▶ **WHAT TO WORK ON**: Search the entries below for the word "node", then copy each line in which it is found.

----- TASK INPUTS

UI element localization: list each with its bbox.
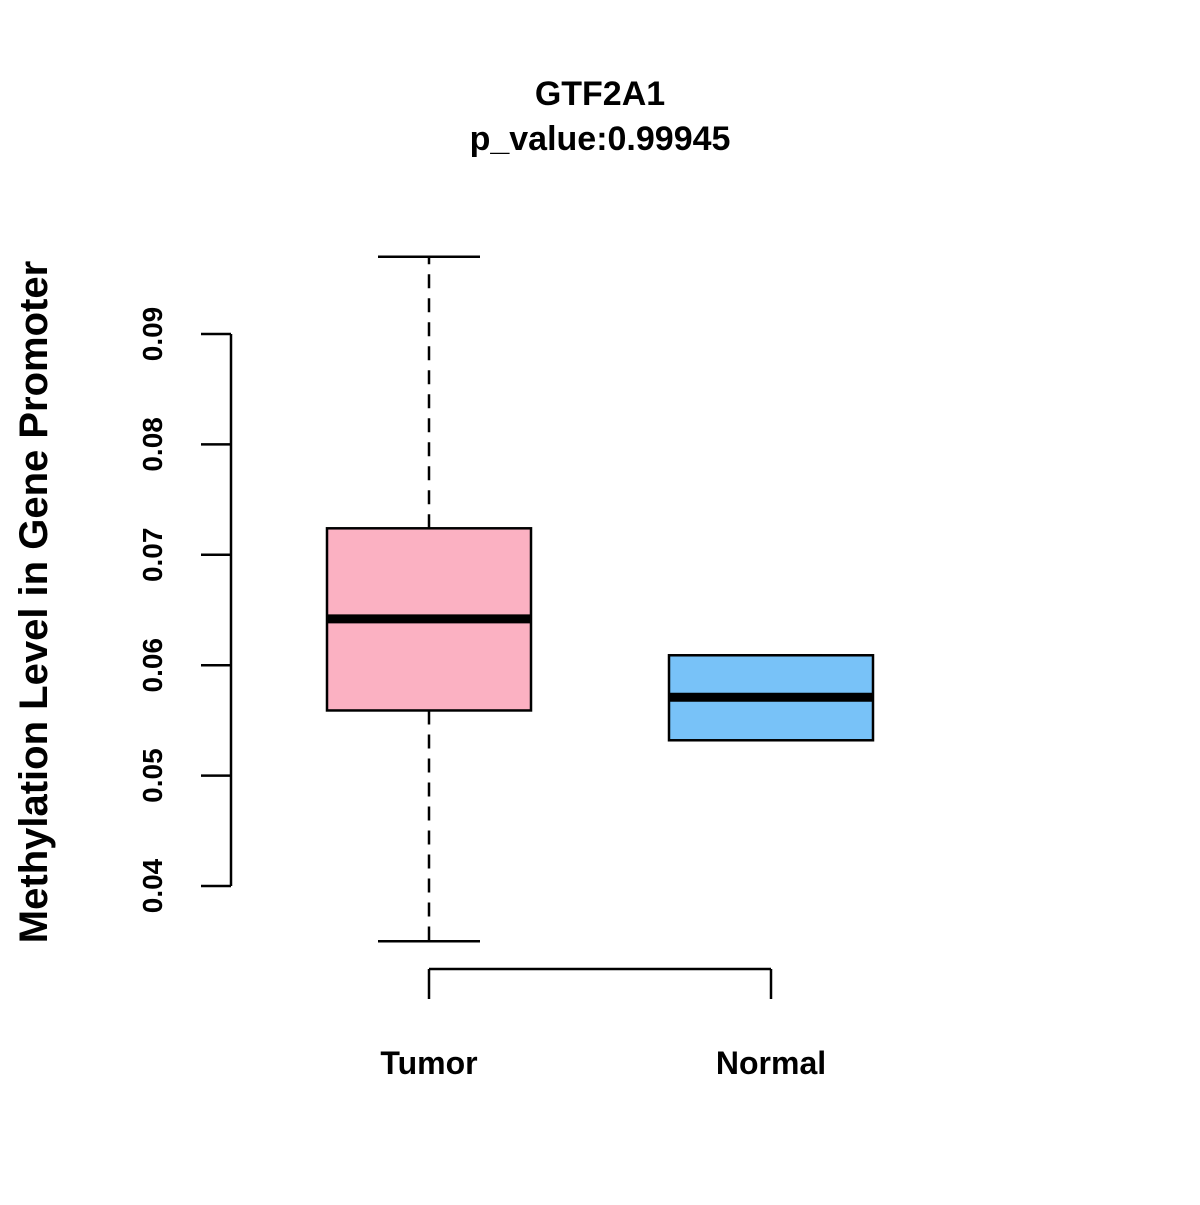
chart-title: GTF2A1 — [535, 75, 665, 113]
x-tick-label: Normal — [716, 1045, 826, 1081]
box-normal — [667, 654, 875, 742]
y-tick-label: 0.09 — [137, 307, 168, 362]
y-tick-label: 0.06 — [137, 638, 168, 693]
x-axis: Tumor Normal — [380, 967, 826, 1081]
boxes — [325, 255, 875, 943]
chart-subtitle: p_value:0.99945 — [470, 120, 731, 158]
y-tick-label: 0.08 — [137, 417, 168, 472]
box-tumor — [325, 255, 533, 943]
y-tick-label: 0.04 — [137, 858, 168, 913]
y-tick-label: 0.05 — [137, 748, 168, 803]
y-axis: 0.04 0.05 0.06 0.07 0.08 0.09 — [137, 307, 233, 913]
x-tick-label: Tumor — [380, 1045, 477, 1081]
y-axis-label: Methylation Level in Gene Promoter — [12, 261, 56, 943]
y-tick-label: 0.07 — [137, 528, 168, 583]
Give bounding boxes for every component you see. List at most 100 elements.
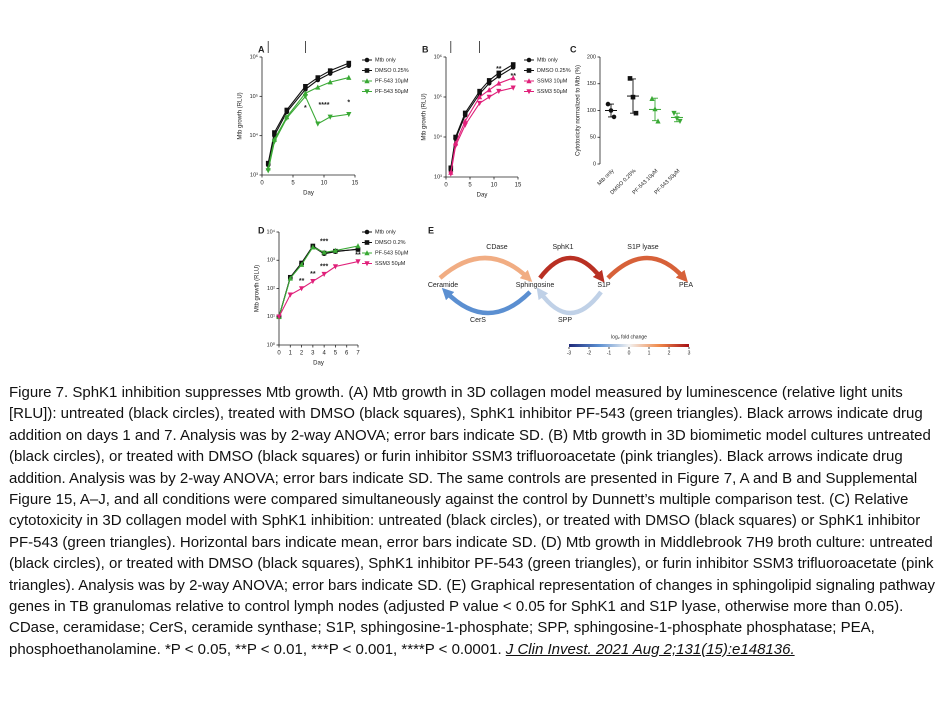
series-line [278,246,359,317]
citation-link[interactable]: J Clin Invest. 2021 Aug 2;131(15):e14813… [505,640,795,658]
data-point [284,107,290,113]
data-point [448,171,454,177]
y-tick-label: 10⁵ [434,93,442,100]
data-point [310,278,316,285]
pathway-arrow [536,287,603,316]
legend-marker [526,78,532,84]
y-tick-label: 10⁰ [267,341,276,348]
x-tick-label: 3 [311,351,315,357]
significance: ** [310,271,316,278]
data-point [272,130,277,135]
x-tick-label: 5 [291,181,295,187]
legend-marker [364,240,370,245]
legend-marker [364,68,370,73]
data-point [327,79,333,85]
y-tick-label: 10³ [250,172,258,178]
node-label: Sphingosine [516,282,555,289]
legend-marker [526,68,532,73]
y-axis-label: Mtb growth (RLU) [422,93,428,140]
y-axis-label: Mtb growth (RLU) [255,265,261,312]
data-point [477,88,482,94]
data-point [284,115,290,121]
data-point [271,139,277,145]
legend-marker [526,89,532,95]
enzyme-label: CerS [470,317,486,324]
legend-label: Mtb only [375,57,396,63]
colorbar-title: log₂ fold change [611,334,647,340]
y-tick-label: 10⁴ [267,228,276,235]
data-point [627,76,633,81]
x-tick-label: 7 [356,351,360,357]
caption: Figure 7. SphK1 inhibition suppresses Mt… [9,382,937,660]
data-point [510,85,516,91]
pathway-arrow [441,287,532,316]
legend-marker [364,89,370,95]
data-point [605,101,611,107]
data-point [486,78,492,83]
data-point [453,134,458,140]
data-point [346,60,352,66]
data-point [298,286,305,292]
data-point [355,247,361,252]
data-point [671,110,677,116]
data-point [674,116,680,122]
x-tick-label: 15 [352,181,359,187]
legend-label: DMSO 0.25% [375,68,409,74]
data-point [315,84,321,90]
data-point [652,106,658,112]
series-line [267,62,350,164]
significance: *** [320,263,328,270]
data-point [462,122,468,128]
x-tick-label: 0 [260,181,264,187]
colorbar-tick-label: 1 [648,350,651,356]
y-axis-label: Mtb growth (RLU) [238,92,244,139]
pathway-arrow [538,255,605,283]
panel-letter: D [258,225,265,235]
significance: * [347,99,350,106]
series-line [278,245,359,317]
legend-label: Mtb only [375,229,396,235]
legend-label: PF-543 50μM [375,89,409,95]
y-tick-label: 10⁶ [250,53,258,60]
series-line [278,245,359,317]
x-tick-label: 10 [321,181,328,187]
x-tick-label: 10 [491,183,498,189]
data-point [265,168,271,174]
legend-label: SSM3 50μM [537,89,568,95]
series-line [450,66,514,171]
data-point [310,244,316,250]
data-point [510,75,516,81]
node-label: S1P [597,282,611,289]
data-point [486,94,492,100]
x-axis-label: Day [313,361,324,367]
panel-letter: C [570,44,577,54]
legend-marker [364,229,370,235]
enzyme-label: SPP [558,317,572,324]
y-tick-label: 10¹ [267,314,275,320]
y-tick-label: 10³ [267,258,275,264]
colorbar-tick-label: -2 [587,350,592,356]
x-tick-label: 0 [444,183,448,189]
data-point [496,88,502,94]
data-point [611,114,617,120]
x-tick-label: 4 [322,351,326,357]
colorbar-tick-label: -3 [567,350,572,356]
data-point [265,160,271,166]
y-tick-label: 10⁶ [434,53,442,60]
y-tick-label: 10⁴ [250,132,259,139]
legend-label: Mtb only [537,57,558,63]
series-line [450,64,514,168]
data-point [448,165,454,171]
legend-label: DMSO 0.2% [375,240,406,246]
legend-marker [364,78,370,84]
significance: *** [320,239,328,246]
y-tick-label: 10² [267,286,275,292]
x-tick-label: Mtb only [596,168,615,187]
y-tick-label: 200 [587,54,596,60]
x-tick-label: 0 [277,351,281,357]
pathway-arrow [438,255,533,283]
colorbar-tick-label: 3 [688,350,691,356]
data-point [477,100,483,106]
significance: ** [299,278,305,285]
significance: **** [319,102,330,109]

----------

▶ **WRITTEN RESPONSE**:
node-label: Sphingosine [516,282,555,289]
node-label: S1P [597,282,611,289]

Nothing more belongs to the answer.